■ Problem to work on
Identify each line holding the string "TRENDED" and copy it.
* begin Records for this exercise *
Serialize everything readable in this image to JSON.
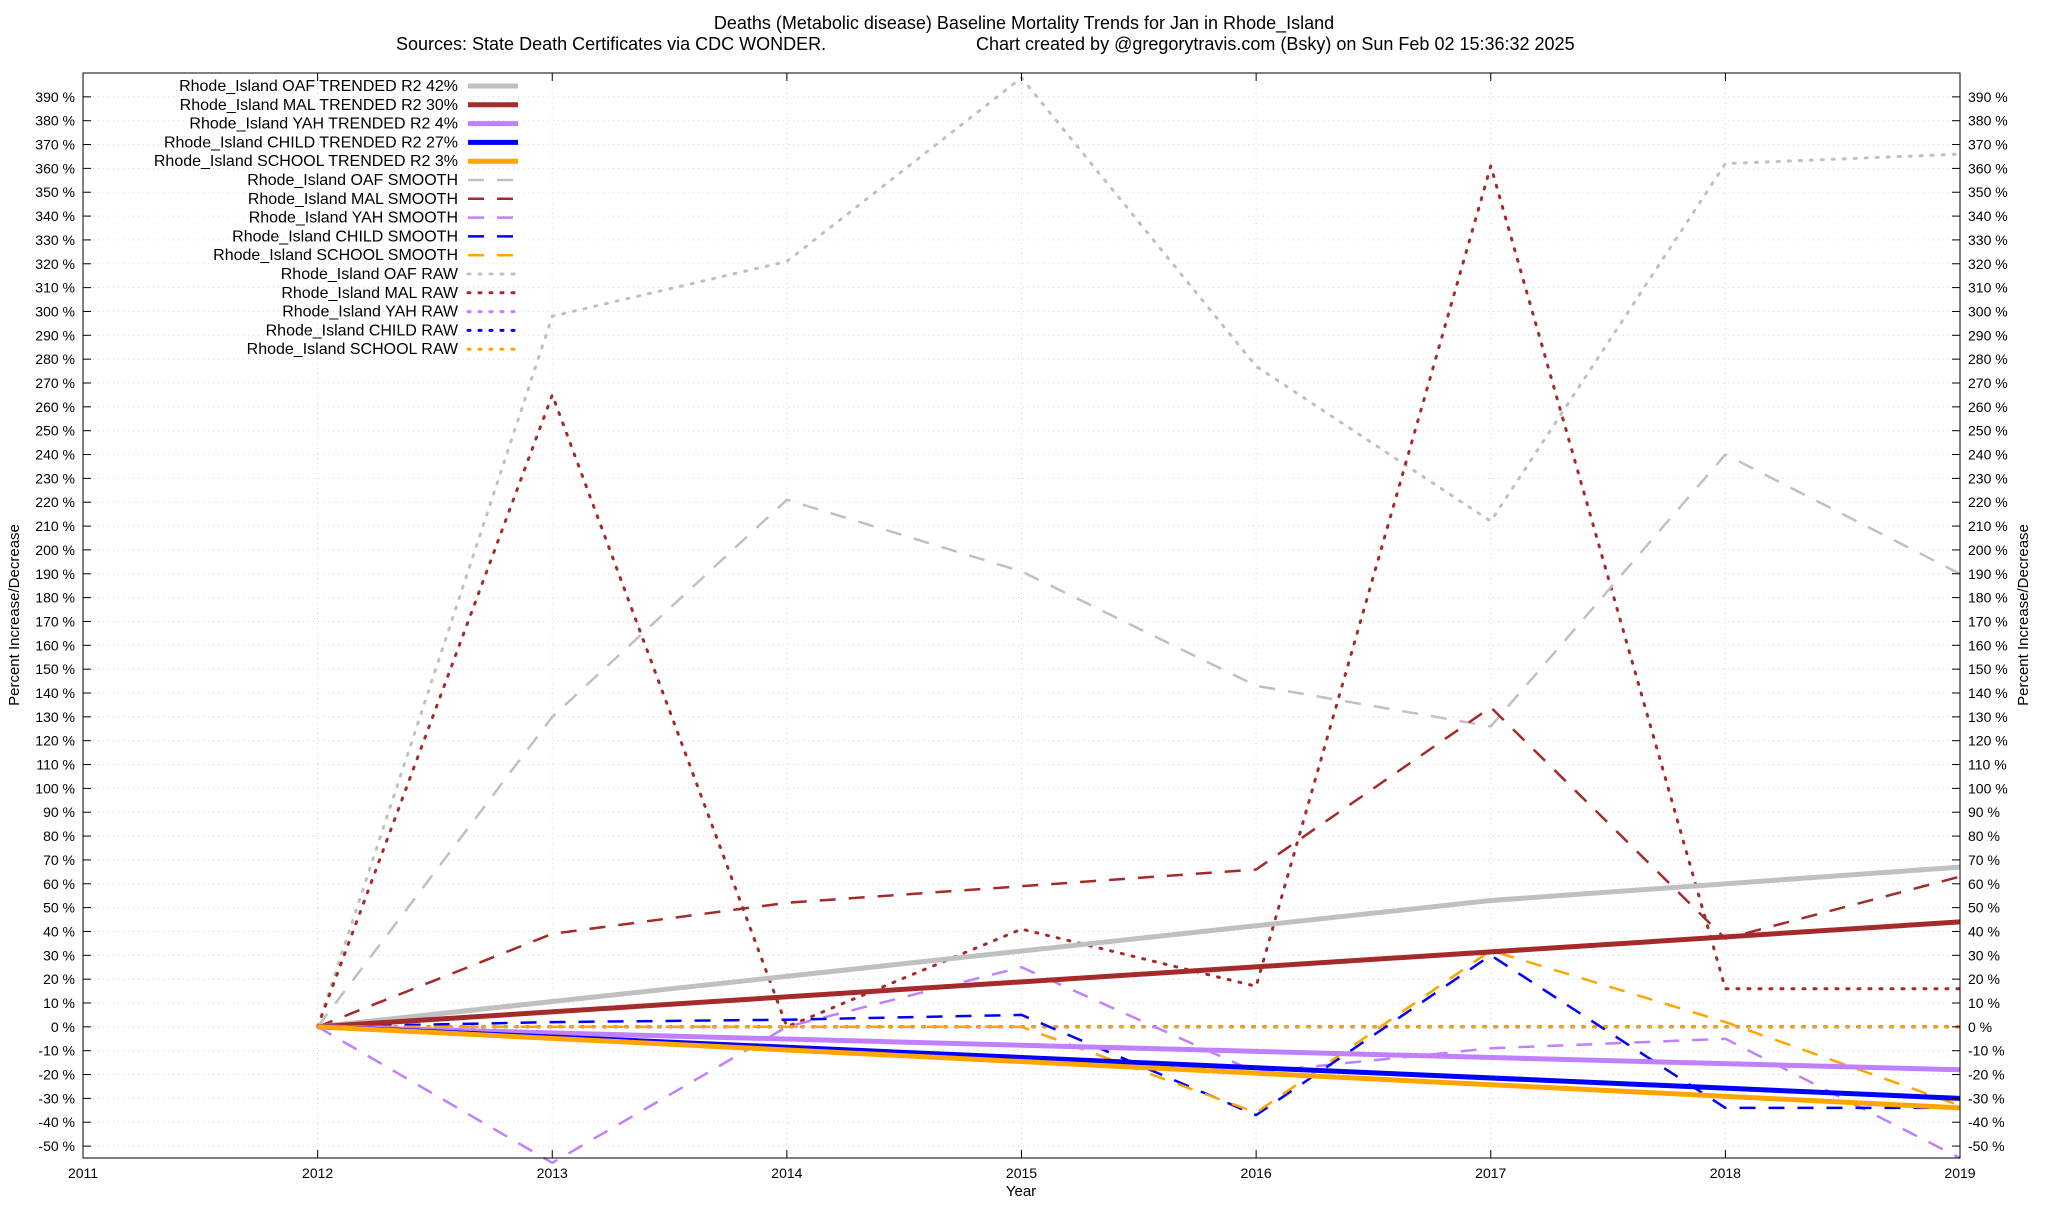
{
  "chart_data": {
    "type": "line",
    "title": "Deaths (Metabolic disease)  Baseline Mortality Trends for Jan in Rhode_Island",
    "subtitle_left": "Sources: State Death Certificates via CDC WONDER.",
    "subtitle_right": "Chart created by @gregorytravis.com (Bsky) on Sun Feb 02 15:36:32 2025",
    "xlabel": "Year",
    "ylabel_left": "Percent Increase/Decrease",
    "ylabel_right": "Percent Increase/Decrease",
    "xlim": [
      2011,
      2019
    ],
    "ylim": [
      -55,
      400
    ],
    "x_ticks": [
      "2011",
      "2012",
      "2013",
      "2014",
      "2015",
      "2016",
      "2017",
      "2018",
      "2019"
    ],
    "y_ticks": [
      -50,
      -40,
      -30,
      -20,
      -10,
      0,
      10,
      20,
      30,
      40,
      50,
      60,
      70,
      80,
      90,
      100,
      110,
      120,
      130,
      140,
      150,
      160,
      170,
      180,
      190,
      200,
      210,
      220,
      230,
      240,
      250,
      260,
      270,
      280,
      290,
      300,
      310,
      320,
      330,
      340,
      350,
      360,
      370,
      380,
      390
    ],
    "y_tick_suffix": " %",
    "grid": true,
    "legend_position": "top-left",
    "series": [
      {
        "name": "Rhode_Island OAF TRENDED R2  42%",
        "color": "#c0c0c0",
        "style": "solid",
        "x": [
          2012,
          2017,
          2019
        ],
        "y": [
          0,
          53,
          67
        ]
      },
      {
        "name": "Rhode_Island MAL TRENDED R2  30%",
        "color": "#a52a2a",
        "style": "solid",
        "x": [
          2012,
          2019
        ],
        "y": [
          0,
          44
        ]
      },
      {
        "name": "Rhode_Island YAH TRENDED R2   4%",
        "color": "#c080ff",
        "style": "solid",
        "x": [
          2012,
          2019
        ],
        "y": [
          0,
          -18
        ]
      },
      {
        "name": "Rhode_Island CHILD TRENDED R2  27%",
        "color": "#0000ff",
        "style": "solid",
        "x": [
          2012,
          2019
        ],
        "y": [
          0,
          -30
        ]
      },
      {
        "name": "Rhode_Island SCHOOL TRENDED R2   3%",
        "color": "#ffa500",
        "style": "solid",
        "x": [
          2012,
          2019
        ],
        "y": [
          0,
          -34
        ]
      },
      {
        "name": "Rhode_Island OAF SMOOTH",
        "color": "#c0c0c0",
        "style": "dashed",
        "x": [
          2012,
          2013,
          2014,
          2015,
          2016,
          2017,
          2018,
          2019
        ],
        "y": [
          0,
          130,
          221,
          191,
          143,
          126,
          240,
          190
        ]
      },
      {
        "name": "Rhode_Island MAL SMOOTH",
        "color": "#a52a2a",
        "style": "dashed",
        "x": [
          2012,
          2013,
          2014,
          2015,
          2016,
          2017,
          2018,
          2019
        ],
        "y": [
          0,
          39,
          52,
          59,
          66,
          134,
          37,
          63
        ]
      },
      {
        "name": "Rhode_Island YAH SMOOTH",
        "color": "#c080ff",
        "style": "dashed",
        "x": [
          2012,
          2013,
          2014,
          2015,
          2016,
          2017,
          2018,
          2019
        ],
        "y": [
          0,
          -57,
          0,
          25,
          -19,
          -9,
          -5,
          -55
        ]
      },
      {
        "name": "Rhode_Island CHILD SMOOTH",
        "color": "#0000ff",
        "style": "dashed",
        "x": [
          2012,
          2013,
          2014,
          2015,
          2016,
          2017,
          2018,
          2019
        ],
        "y": [
          0,
          2,
          3,
          5,
          -37,
          30,
          -34,
          -34
        ]
      },
      {
        "name": "Rhode_Island SCHOOL SMOOTH",
        "color": "#ffa500",
        "style": "dashed",
        "x": [
          2012,
          2013,
          2014,
          2015,
          2016,
          2017,
          2018,
          2019
        ],
        "y": [
          0,
          0,
          0,
          0,
          -36,
          32,
          2,
          -33
        ]
      },
      {
        "name": "Rhode_Island OAF RAW",
        "color": "#c0c0c0",
        "style": "dotted",
        "x": [
          2012,
          2013,
          2014,
          2015,
          2016,
          2017,
          2018,
          2019
        ],
        "y": [
          0,
          298,
          321,
          398,
          277,
          212,
          362,
          366
        ]
      },
      {
        "name": "Rhode_Island MAL RAW",
        "color": "#a52a2a",
        "style": "dotted",
        "x": [
          2012,
          2013,
          2014,
          2015,
          2016,
          2017,
          2018,
          2019
        ],
        "y": [
          0,
          265,
          0,
          41,
          17,
          361,
          16,
          16
        ]
      },
      {
        "name": "Rhode_Island YAH RAW",
        "color": "#c080ff",
        "style": "dotted",
        "x": [
          2012,
          2019
        ],
        "y": [
          0,
          0
        ]
      },
      {
        "name": "Rhode_Island CHILD RAW",
        "color": "#0000ff",
        "style": "dotted",
        "x": [
          2012,
          2019
        ],
        "y": [
          0,
          0
        ]
      },
      {
        "name": "Rhode_Island SCHOOL RAW",
        "color": "#ffa500",
        "style": "dotted",
        "x": [
          2012,
          2019
        ],
        "y": [
          0,
          0
        ]
      }
    ]
  }
}
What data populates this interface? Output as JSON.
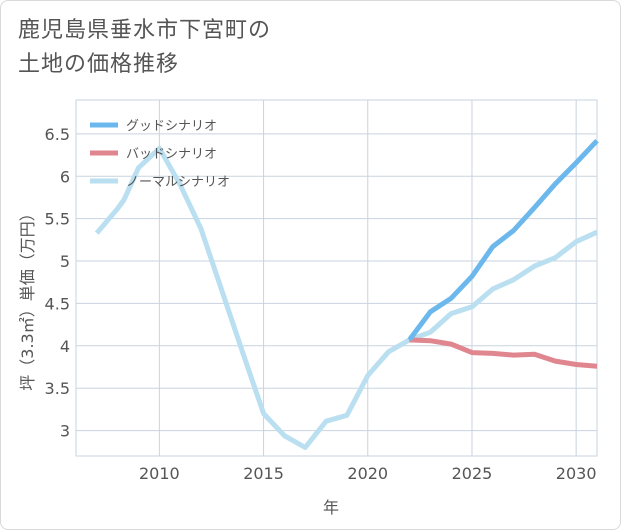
{
  "title_lines": [
    "鹿児島県垂水市下宮町の",
    "土地の価格推移"
  ],
  "chart_data": {
    "type": "line",
    "xlabel": "年",
    "ylabel": "坪（3.3㎡）単価（万円）",
    "xlim": [
      2006,
      2031
    ],
    "ylim": [
      2.7,
      6.9
    ],
    "x_ticks": [
      2010,
      2015,
      2020,
      2025,
      2030
    ],
    "y_ticks": [
      3,
      3.5,
      4,
      4.5,
      5,
      5.5,
      6,
      6.5
    ],
    "y_tick_labels": [
      "3",
      "3.5",
      "4",
      "4.5",
      "5",
      "5.5",
      "6",
      "6.5"
    ],
    "grid": true,
    "legend_position": "top-left",
    "series": [
      {
        "name": "グッドシナリオ",
        "color": "#6cb8ec",
        "x": [
          2022,
          2023,
          2024,
          2025,
          2026,
          2027,
          2028,
          2029,
          2030,
          2031
        ],
        "values": [
          4.07,
          4.4,
          4.56,
          4.82,
          5.17,
          5.36,
          5.63,
          5.91,
          6.16,
          6.42
        ]
      },
      {
        "name": "バッドシナリオ",
        "color": "#e0868f",
        "x": [
          2022,
          2023,
          2024,
          2025,
          2026,
          2027,
          2028,
          2029,
          2030,
          2031
        ],
        "values": [
          4.07,
          4.06,
          4.02,
          3.92,
          3.91,
          3.89,
          3.9,
          3.82,
          3.78,
          3.76
        ]
      },
      {
        "name": "ノーマルシナリオ",
        "color": "#b9dff0",
        "x": [
          2007,
          2008,
          2008.3,
          2009,
          2010,
          2011,
          2012,
          2013,
          2014,
          2015,
          2016,
          2017,
          2018,
          2019,
          2020,
          2021,
          2022,
          2023,
          2024,
          2025,
          2026,
          2027,
          2028,
          2029,
          2030,
          2031
        ],
        "values": [
          5.33,
          5.62,
          5.72,
          6.1,
          6.33,
          5.9,
          5.38,
          4.65,
          3.92,
          3.2,
          2.94,
          2.8,
          3.11,
          3.18,
          3.65,
          3.93,
          4.07,
          4.16,
          4.38,
          4.46,
          4.67,
          4.78,
          4.94,
          5.04,
          5.23,
          5.34
        ]
      }
    ]
  }
}
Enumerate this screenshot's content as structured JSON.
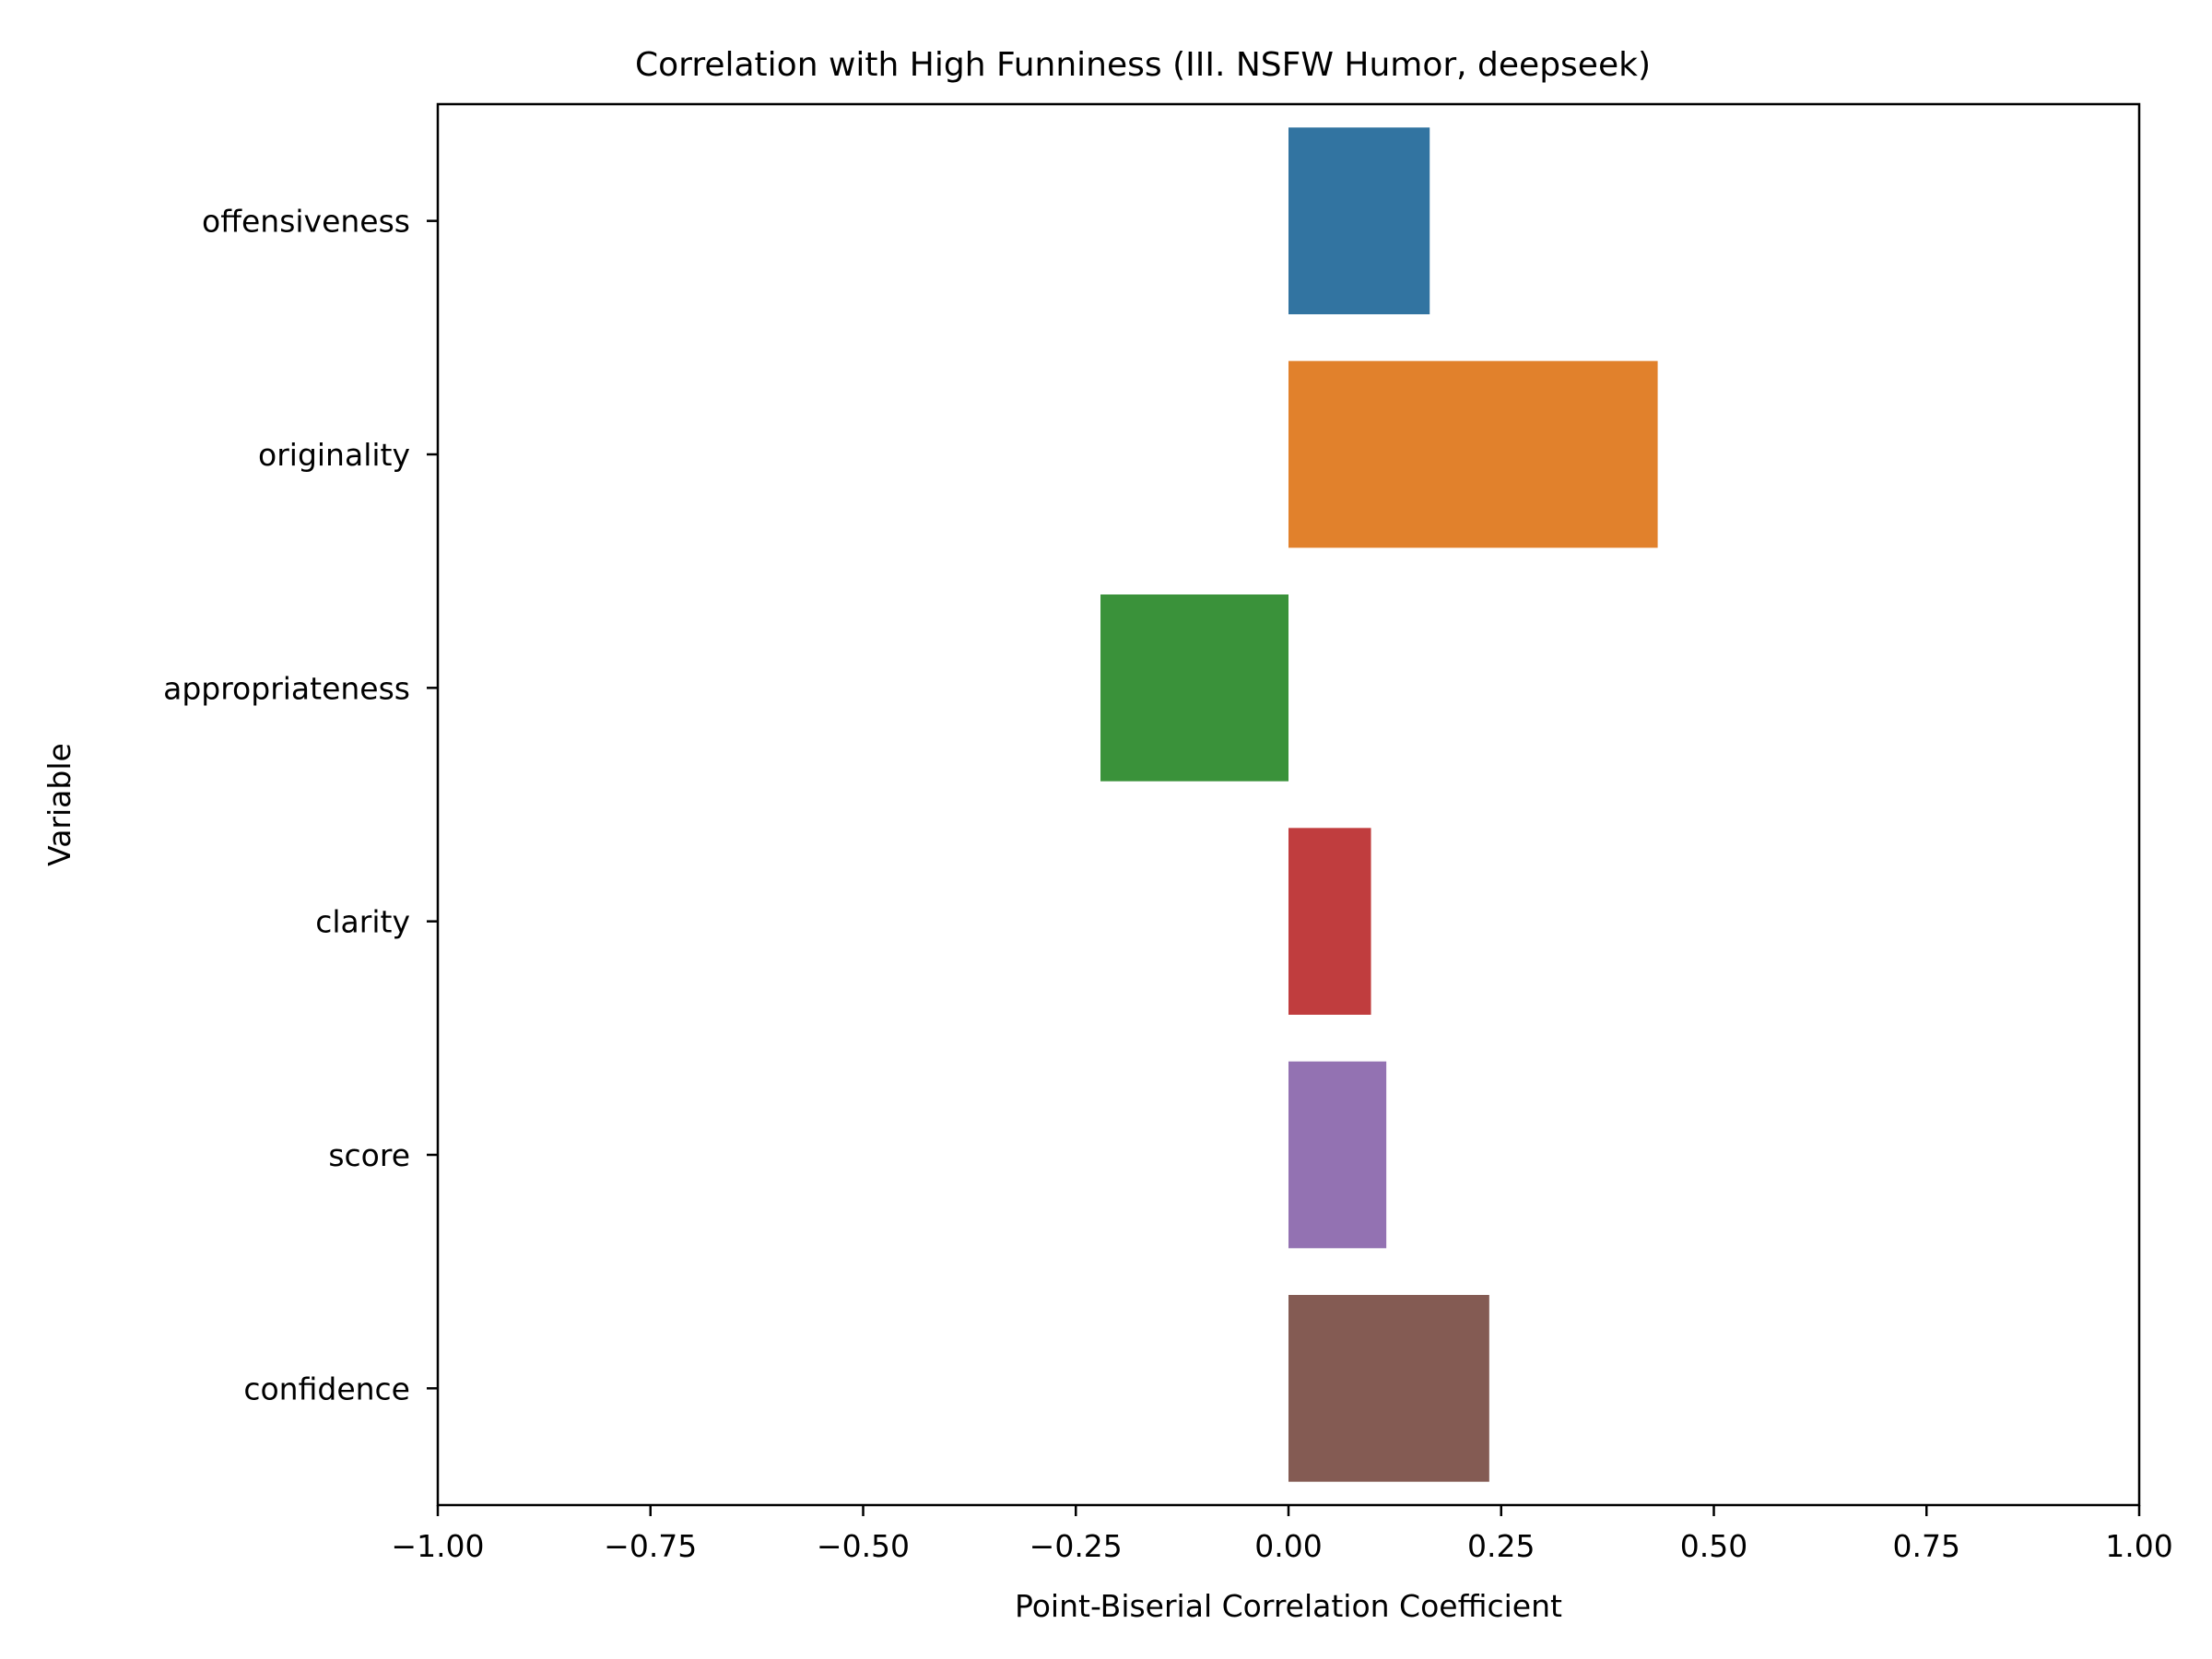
* end Records for this exercise *
■ Worked answer
        "name": "Rhode_Island OAF TRENDED R2  42%",
        "name": "Rhode_Island MAL TRENDED R2  30%",
        "name": "Rhode_Island YAH TRENDED R2   4%",
        "name": "Rhode_Island CHILD TRENDED R2  27%",
        "name": "Rhode_Island SCHOOL TRENDED R2   3%",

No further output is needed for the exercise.